[Stored data]
<<<<
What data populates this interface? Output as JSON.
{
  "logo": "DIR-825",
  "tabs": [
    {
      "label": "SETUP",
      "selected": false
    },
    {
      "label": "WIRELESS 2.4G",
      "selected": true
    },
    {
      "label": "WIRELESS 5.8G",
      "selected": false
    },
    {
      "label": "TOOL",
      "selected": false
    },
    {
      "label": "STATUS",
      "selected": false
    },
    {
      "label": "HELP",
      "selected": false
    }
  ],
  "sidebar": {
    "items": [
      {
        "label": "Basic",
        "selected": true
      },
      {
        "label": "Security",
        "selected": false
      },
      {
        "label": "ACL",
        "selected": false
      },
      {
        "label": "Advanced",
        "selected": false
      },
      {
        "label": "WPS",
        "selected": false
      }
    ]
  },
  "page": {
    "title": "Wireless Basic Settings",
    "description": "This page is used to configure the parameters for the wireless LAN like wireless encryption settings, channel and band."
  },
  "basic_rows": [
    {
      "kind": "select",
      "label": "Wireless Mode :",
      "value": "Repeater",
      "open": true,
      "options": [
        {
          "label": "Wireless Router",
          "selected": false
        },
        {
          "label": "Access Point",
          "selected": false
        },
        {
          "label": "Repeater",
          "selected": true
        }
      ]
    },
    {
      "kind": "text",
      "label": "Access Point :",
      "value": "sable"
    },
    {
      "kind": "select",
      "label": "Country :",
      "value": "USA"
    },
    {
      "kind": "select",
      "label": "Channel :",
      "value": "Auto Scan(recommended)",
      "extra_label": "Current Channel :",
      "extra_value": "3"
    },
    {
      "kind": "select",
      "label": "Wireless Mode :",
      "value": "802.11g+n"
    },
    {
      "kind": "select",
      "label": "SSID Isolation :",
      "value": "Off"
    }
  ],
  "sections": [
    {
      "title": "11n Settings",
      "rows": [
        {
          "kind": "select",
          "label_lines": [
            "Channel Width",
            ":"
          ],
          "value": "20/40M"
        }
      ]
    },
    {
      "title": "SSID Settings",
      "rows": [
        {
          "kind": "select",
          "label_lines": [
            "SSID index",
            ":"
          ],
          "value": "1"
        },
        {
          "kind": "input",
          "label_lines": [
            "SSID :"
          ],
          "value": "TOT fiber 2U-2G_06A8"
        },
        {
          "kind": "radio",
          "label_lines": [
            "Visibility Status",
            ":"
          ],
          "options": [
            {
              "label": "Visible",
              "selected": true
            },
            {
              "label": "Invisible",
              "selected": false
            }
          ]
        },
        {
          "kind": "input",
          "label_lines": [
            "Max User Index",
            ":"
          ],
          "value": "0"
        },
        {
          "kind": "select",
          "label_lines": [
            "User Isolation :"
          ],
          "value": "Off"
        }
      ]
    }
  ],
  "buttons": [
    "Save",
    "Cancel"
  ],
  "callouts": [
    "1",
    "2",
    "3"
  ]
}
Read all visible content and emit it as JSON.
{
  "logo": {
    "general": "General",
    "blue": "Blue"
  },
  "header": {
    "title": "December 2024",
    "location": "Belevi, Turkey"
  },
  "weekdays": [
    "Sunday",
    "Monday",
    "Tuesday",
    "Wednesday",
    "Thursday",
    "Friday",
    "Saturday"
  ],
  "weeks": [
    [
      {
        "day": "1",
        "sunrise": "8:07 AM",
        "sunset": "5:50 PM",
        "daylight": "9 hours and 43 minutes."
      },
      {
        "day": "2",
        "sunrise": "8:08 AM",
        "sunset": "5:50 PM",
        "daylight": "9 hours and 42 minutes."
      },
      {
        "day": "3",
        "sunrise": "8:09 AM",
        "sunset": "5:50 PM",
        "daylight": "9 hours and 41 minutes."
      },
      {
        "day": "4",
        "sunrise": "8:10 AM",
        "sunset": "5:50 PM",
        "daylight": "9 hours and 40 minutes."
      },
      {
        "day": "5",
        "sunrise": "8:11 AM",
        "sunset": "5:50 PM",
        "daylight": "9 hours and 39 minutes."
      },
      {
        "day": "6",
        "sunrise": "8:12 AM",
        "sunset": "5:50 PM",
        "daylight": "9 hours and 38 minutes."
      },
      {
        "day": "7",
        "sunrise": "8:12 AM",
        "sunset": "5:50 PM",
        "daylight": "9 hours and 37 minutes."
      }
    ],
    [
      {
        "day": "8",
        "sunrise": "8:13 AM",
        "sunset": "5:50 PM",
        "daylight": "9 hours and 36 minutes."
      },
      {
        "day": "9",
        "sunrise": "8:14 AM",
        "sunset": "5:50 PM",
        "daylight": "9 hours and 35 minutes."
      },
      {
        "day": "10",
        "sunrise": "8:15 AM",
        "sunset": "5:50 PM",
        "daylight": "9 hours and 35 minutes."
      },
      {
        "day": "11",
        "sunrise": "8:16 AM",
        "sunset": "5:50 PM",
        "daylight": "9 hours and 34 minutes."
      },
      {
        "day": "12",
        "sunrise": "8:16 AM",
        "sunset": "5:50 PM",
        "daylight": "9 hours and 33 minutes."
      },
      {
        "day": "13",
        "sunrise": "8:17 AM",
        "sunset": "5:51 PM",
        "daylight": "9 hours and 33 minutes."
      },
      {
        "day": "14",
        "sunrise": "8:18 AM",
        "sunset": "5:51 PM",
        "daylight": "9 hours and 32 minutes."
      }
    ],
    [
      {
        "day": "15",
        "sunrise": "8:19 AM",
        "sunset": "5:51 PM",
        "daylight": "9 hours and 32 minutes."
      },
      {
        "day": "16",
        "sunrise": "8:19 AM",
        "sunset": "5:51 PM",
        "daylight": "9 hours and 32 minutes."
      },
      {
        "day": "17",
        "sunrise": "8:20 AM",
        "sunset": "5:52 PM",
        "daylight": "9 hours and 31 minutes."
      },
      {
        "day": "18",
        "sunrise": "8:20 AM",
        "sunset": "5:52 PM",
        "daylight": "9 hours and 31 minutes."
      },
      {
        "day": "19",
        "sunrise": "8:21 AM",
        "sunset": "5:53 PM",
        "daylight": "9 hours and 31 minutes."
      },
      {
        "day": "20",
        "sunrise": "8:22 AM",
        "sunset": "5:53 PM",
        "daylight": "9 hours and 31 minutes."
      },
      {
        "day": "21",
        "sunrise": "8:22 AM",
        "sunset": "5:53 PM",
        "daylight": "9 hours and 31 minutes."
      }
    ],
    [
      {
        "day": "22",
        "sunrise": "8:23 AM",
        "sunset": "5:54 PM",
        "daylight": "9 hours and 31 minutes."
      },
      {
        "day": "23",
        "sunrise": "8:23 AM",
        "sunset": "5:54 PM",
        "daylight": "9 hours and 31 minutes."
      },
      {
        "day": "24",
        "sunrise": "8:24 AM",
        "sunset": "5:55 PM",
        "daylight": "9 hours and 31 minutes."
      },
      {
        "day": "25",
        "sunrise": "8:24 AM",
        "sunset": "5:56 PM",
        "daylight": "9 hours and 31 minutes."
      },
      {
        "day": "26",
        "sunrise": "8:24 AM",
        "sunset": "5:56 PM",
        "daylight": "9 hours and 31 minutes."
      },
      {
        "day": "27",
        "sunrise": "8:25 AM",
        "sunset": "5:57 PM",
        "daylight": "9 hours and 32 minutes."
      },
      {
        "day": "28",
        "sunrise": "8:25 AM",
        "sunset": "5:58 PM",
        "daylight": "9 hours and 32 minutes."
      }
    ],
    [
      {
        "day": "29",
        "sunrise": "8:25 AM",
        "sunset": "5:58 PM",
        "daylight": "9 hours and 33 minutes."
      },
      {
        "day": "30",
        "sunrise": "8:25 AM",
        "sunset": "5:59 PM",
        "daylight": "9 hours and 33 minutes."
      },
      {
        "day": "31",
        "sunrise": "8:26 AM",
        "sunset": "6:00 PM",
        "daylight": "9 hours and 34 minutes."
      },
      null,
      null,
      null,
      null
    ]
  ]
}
>>>>
Task requirements = Copy out the whole listing exactly as written.

Output below =
What data populates this interface? Output as JSON.
{
  "logo": "DIR-825",
  "tabs": [
    {
      "label": "SETUP",
      "selected": false
    },
    {
      "label": "WIRELESS 2.4G",
      "selected": true
    },
    {
      "label": "WIRELESS 5.8G",
      "selected": false
    },
    {
      "label": "TOOL",
      "selected": false
    },
    {
      "label": "STATUS",
      "selected": false
    },
    {
      "label": "HELP",
      "selected": false
    }
  ],
  "sidebar": {
    "items": [
      {
        "label": "Basic",
        "selected": true
      },
      {
        "label": "Security",
        "selected": false
      },
      {
        "label": "ACL",
        "selected": false
      },
      {
        "label": "Advanced",
        "selected": false
      },
      {
        "label": "WPS",
        "selected": false
      }
    ]
  },
  "page": {
    "title": "Wireless Basic Settings",
    "description": "This page is used to configure the parameters for the wireless LAN like wireless encryption settings, channel and band."
  },
  "basic_rows": [
    {
      "kind": "select",
      "label": "Wireless Mode :",
      "value": "Repeater",
      "open": true,
      "options": [
        {
          "label": "Wireless Router",
          "selected": false
        },
        {
          "label": "Access Point",
          "selected": false
        },
        {
          "label": "Repeater",
          "selected": true
        }
      ]
    },
    {
      "kind": "text",
      "label": "Access Point :",
      "value": "sable"
    },
    {
      "kind": "select",
      "label": "Country :",
      "value": "USA"
    },
    {
      "kind": "select",
      "label": "Channel :",
      "value": "Auto Scan(recommended)",
      "extra_label": "Current Channel :",
      "extra_value": "3"
    },
    {
      "kind": "select",
      "label": "Wireless Mode :",
      "value": "802.11g+n"
    },
    {
      "kind": "select",
      "label": "SSID Isolation :",
      "value": "Off"
    }
  ],
  "sections": [
    {
      "title": "11n Settings",
      "rows": [
        {
          "kind": "select",
          "label_lines": [
            "Channel Width",
            ":"
          ],
          "value": "20/40M"
        }
      ]
    },
    {
      "title": "SSID Settings",
      "rows": [
        {
          "kind": "select",
          "label_lines": [
            "SSID index",
            ":"
          ],
          "value": "1"
        },
        {
          "kind": "input",
          "label_lines": [
            "SSID :"
          ],
          "value": "TOT fiber 2U-2G_06A8"
        },
        {
          "kind": "radio",
          "label_lines": [
            "Visibility Status",
            ":"
          ],
          "options": [
            {
              "label": "Visible",
              "selected": true
            },
            {
              "label": "Invisible",
              "selected": false
            }
          ]
        },
        {
          "kind": "input",
          "label_lines": [
            "Max User Index",
            ":"
          ],
          "value": "0"
        },
        {
          "kind": "select",
          "label_lines": [
            "User Isolation :"
          ],
          "value": "Off"
        }
      ]
    }
  ],
  "buttons": [
    "Save",
    "Cancel"
  ],
  "callouts": [
    "1",
    "2",
    "3"
  ]
}
Read all visible content and emit it as JSON.
{
  "logo": {
    "general": "General",
    "blue": "Blue"
  },
  "header": {
    "title": "December 2024",
    "location": "Belevi, Turkey"
  },
  "weekdays": [
    "Sunday",
    "Monday",
    "Tuesday",
    "Wednesday",
    "Thursday",
    "Friday",
    "Saturday"
  ],
  "weeks": [
    [
      {
        "day": "1",
        "sunrise": "8:07 AM",
        "sunset": "5:50 PM",
        "daylight": "9 hours and 43 minutes."
      },
      {
        "day": "2",
        "sunrise": "8:08 AM",
        "sunset": "5:50 PM",
        "daylight": "9 hours and 42 minutes."
      },
      {
        "day": "3",
        "sunrise": "8:09 AM",
        "sunset": "5:50 PM",
        "daylight": "9 hours and 41 minutes."
      },
      {
        "day": "4",
        "sunrise": "8:10 AM",
        "sunset": "5:50 PM",
        "daylight": "9 hours and 40 minutes."
      },
      {
        "day": "5",
        "sunrise": "8:11 AM",
        "sunset": "5:50 PM",
        "daylight": "9 hours and 39 minutes."
      },
      {
        "day": "6",
        "sunrise": "8:12 AM",
        "sunset": "5:50 PM",
        "daylight": "9 hours and 38 minutes."
      },
      {
        "day": "7",
        "sunrise": "8:12 AM",
        "sunset": "5:50 PM",
        "daylight": "9 hours and 37 minutes."
      }
    ],
    [
      {
        "day": "8",
        "sunrise": "8:13 AM",
        "sunset": "5:50 PM",
        "daylight": "9 hours and 36 minutes."
      },
      {
        "day": "9",
        "sunrise": "8:14 AM",
        "sunset": "5:50 PM",
        "daylight": "9 hours and 35 minutes."
      },
      {
        "day": "10",
        "sunrise": "8:15 AM",
        "sunset": "5:50 PM",
        "daylight": "9 hours and 35 minutes."
      },
      {
        "day": "11",
        "sunrise": "8:16 AM",
        "sunset": "5:50 PM",
        "daylight": "9 hours and 34 minutes."
      },
      {
        "day": "12",
        "sunrise": "8:16 AM",
        "sunset": "5:50 PM",
        "daylight": "9 hours and 33 minutes."
      },
      {
        "day": "13",
        "sunrise": "8:17 AM",
        "sunset": "5:51 PM",
        "daylight": "9 hours and 33 minutes."
      },
      {
        "day": "14",
        "sunrise": "8:18 AM",
        "sunset": "5:51 PM",
        "daylight": "9 hours and 32 minutes."
      }
    ],
    [
      {
        "day": "15",
        "sunrise": "8:19 AM",
        "sunset": "5:51 PM",
        "daylight": "9 hours and 32 minutes."
      },
      {
        "day": "16",
        "sunrise": "8:19 AM",
        "sunset": "5:51 PM",
        "daylight": "9 hours and 32 minutes."
      },
      {
        "day": "17",
        "sunrise": "8:20 AM",
        "sunset": "5:52 PM",
        "daylight": "9 hours and 31 minutes."
      },
      {
        "day": "18",
        "sunrise": "8:20 AM",
        "sunset": "5:52 PM",
        "daylight": "9 hours and 31 minutes."
      },
      {
        "day": "19",
        "sunrise": "8:21 AM",
        "sunset": "5:53 PM",
        "daylight": "9 hours and 31 minutes."
      },
      {
        "day": "20",
        "sunrise": "8:22 AM",
        "sunset": "5:53 PM",
        "daylight": "9 hours and 31 minutes."
      },
      {
        "day": "21",
        "sunrise": "8:22 AM",
        "sunset": "5:53 PM",
        "daylight": "9 hours and 31 minutes."
      }
    ],
    [
      {
        "day": "22",
        "sunrise": "8:23 AM",
        "sunset": "5:54 PM",
        "daylight": "9 hours and 31 minutes."
      },
      {
        "day": "23",
        "sunrise": "8:23 AM",
        "sunset": "5:54 PM",
        "daylight": "9 hours and 31 minutes."
      },
      {
        "day": "24",
        "sunrise": "8:24 AM",
        "sunset": "5:55 PM",
        "daylight": "9 hours and 31 minutes."
      },
      {
        "day": "25",
        "sunrise": "8:24 AM",
        "sunset": "5:56 PM",
        "daylight": "9 hours and 31 minutes."
      },
      {
        "day": "26",
        "sunrise": "8:24 AM",
        "sunset": "5:56 PM",
        "daylight": "9 hours and 31 minutes."
      },
      {
        "day": "27",
        "sunrise": "8:25 AM",
        "sunset": "5:57 PM",
        "daylight": "9 hours and 32 minutes."
      },
      {
        "day": "28",
        "sunrise": "8:25 AM",
        "sunset": "5:58 PM",
        "daylight": "9 hours and 32 minutes."
      }
    ],
    [
      {
        "day": "29",
        "sunrise": "8:25 AM",
        "sunset": "5:58 PM",
        "daylight": "9 hours and 33 minutes."
      },
      {
        "day": "30",
        "sunrise": "8:25 AM",
        "sunset": "5:59 PM",
        "daylight": "9 hours and 33 minutes."
      },
      {
        "day": "31",
        "sunrise": "8:26 AM",
        "sunset": "6:00 PM",
        "daylight": "9 hours and 34 minutes."
      },
      null,
      null,
      null,
      null
    ]
  ]
}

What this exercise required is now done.